*Chart and figure data:*

------------------------------------------------

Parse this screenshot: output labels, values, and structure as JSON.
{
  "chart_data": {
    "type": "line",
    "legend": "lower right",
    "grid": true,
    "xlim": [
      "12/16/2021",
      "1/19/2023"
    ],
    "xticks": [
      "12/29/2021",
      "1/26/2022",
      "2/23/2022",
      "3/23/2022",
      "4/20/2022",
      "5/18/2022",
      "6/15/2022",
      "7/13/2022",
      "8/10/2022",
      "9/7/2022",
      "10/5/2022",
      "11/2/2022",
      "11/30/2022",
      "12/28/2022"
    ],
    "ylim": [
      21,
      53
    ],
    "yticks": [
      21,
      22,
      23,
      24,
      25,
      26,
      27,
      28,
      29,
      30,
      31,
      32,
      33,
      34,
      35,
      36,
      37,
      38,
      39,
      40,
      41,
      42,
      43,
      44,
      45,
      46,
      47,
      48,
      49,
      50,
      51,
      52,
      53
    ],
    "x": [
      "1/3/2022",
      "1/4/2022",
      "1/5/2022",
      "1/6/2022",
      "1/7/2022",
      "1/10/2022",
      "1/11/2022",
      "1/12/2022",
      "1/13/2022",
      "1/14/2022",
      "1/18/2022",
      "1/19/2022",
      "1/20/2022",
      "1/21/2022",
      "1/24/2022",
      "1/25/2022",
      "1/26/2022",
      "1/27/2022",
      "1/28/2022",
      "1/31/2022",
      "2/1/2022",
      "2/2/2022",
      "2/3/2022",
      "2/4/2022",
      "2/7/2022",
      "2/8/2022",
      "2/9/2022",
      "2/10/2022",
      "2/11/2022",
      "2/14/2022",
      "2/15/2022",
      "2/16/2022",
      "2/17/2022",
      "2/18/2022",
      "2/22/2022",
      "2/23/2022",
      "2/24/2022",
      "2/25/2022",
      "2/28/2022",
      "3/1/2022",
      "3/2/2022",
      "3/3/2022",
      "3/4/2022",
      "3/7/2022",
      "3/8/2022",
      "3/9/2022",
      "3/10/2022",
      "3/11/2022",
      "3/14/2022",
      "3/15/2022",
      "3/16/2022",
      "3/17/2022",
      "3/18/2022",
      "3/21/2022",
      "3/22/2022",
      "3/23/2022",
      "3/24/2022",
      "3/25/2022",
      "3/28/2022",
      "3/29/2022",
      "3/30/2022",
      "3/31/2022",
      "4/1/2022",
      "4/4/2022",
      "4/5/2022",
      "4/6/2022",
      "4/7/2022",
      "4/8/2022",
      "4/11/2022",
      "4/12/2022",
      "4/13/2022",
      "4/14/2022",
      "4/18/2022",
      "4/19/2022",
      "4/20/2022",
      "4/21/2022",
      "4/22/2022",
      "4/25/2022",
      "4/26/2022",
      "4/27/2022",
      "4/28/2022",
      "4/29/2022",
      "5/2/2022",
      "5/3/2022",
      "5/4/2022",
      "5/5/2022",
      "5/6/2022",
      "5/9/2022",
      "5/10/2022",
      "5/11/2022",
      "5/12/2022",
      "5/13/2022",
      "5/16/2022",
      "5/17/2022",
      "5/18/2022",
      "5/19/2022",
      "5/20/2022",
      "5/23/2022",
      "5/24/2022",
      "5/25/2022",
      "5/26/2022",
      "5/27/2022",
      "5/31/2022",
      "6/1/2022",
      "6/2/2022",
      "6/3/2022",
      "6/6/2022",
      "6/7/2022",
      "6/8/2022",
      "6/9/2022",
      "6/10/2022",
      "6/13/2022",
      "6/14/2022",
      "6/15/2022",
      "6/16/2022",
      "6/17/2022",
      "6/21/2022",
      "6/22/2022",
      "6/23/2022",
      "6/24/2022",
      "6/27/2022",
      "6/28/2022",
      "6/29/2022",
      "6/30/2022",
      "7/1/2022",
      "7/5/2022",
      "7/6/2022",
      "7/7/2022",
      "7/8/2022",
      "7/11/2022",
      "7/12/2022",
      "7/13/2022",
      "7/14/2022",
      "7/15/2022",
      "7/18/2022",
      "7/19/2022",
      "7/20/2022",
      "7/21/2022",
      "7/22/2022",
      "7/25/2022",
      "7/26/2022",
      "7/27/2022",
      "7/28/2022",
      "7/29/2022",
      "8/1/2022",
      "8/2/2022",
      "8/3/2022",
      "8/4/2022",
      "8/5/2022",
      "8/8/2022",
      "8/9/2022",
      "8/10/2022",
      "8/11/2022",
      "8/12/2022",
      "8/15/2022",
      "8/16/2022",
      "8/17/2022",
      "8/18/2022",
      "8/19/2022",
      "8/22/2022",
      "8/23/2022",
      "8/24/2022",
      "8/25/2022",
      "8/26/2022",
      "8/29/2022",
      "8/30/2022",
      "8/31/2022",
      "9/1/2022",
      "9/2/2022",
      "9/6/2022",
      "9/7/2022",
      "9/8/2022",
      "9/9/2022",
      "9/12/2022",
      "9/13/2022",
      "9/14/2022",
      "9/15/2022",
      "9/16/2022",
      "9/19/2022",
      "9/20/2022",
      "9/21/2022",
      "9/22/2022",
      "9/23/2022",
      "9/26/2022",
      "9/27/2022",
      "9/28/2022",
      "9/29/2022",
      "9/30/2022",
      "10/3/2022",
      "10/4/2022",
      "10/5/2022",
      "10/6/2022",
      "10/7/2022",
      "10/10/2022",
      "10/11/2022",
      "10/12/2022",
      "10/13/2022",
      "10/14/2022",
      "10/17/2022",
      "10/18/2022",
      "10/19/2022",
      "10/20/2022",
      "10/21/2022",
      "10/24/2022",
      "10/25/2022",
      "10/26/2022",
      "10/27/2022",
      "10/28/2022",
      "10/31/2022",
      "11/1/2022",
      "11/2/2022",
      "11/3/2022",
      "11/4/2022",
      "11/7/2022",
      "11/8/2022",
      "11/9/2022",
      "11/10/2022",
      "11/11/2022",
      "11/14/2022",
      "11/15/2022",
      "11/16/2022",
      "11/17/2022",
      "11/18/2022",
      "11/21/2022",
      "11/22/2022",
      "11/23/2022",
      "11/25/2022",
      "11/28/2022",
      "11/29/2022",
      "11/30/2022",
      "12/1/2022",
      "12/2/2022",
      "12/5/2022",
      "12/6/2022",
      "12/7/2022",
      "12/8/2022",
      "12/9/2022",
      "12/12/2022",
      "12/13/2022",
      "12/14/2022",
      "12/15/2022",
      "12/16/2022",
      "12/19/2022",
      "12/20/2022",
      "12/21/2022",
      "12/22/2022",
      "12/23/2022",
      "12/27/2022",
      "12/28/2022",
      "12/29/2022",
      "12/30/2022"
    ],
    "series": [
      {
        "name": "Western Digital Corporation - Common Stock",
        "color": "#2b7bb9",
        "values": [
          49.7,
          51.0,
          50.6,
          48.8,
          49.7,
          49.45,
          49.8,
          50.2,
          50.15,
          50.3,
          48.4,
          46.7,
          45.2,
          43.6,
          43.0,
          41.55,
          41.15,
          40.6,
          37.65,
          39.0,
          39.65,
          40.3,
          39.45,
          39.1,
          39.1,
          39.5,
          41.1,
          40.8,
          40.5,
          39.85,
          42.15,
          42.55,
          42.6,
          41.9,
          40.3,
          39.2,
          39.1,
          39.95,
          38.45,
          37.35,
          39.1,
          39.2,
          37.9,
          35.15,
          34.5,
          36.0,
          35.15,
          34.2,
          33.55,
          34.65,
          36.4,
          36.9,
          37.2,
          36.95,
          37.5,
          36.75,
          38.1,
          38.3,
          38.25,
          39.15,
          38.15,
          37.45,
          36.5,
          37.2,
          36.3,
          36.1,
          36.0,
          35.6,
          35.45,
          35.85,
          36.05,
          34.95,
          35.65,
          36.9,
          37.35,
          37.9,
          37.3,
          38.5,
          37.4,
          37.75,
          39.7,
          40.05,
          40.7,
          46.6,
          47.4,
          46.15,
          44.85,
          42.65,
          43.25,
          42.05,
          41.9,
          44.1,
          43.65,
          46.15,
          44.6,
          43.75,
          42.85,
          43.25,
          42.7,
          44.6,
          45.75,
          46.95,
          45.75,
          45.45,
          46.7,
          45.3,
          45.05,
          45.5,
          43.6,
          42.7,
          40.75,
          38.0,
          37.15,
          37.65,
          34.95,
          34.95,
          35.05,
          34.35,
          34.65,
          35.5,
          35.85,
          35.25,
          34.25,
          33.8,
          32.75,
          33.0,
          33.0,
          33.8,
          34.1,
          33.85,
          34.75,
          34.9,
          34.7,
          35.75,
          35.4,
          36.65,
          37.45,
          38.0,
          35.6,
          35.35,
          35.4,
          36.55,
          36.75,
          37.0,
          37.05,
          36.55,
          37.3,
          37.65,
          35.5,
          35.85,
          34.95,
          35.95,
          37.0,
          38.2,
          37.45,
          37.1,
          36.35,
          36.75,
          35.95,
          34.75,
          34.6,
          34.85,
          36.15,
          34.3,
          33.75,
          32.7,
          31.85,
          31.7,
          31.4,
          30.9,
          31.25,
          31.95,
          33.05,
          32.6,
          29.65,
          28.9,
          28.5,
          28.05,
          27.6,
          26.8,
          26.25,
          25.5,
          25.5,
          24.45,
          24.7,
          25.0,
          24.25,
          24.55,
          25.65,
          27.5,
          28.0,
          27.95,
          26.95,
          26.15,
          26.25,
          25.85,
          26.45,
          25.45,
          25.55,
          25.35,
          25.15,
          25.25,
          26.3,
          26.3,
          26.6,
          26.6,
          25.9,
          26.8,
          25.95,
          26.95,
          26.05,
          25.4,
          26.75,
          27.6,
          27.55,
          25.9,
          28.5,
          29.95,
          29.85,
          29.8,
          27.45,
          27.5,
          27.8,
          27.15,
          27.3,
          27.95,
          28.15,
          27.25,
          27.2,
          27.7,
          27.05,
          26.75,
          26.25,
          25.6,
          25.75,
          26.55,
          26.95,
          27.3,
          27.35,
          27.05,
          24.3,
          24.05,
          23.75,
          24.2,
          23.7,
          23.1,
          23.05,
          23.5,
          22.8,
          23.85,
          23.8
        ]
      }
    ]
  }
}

------------------------------------------------

*What to do:* Filter for "values". Return all lines that hold it.

*Final result:*
Parse this screenshot: output labels, values, and structure as JSON.
        "values": [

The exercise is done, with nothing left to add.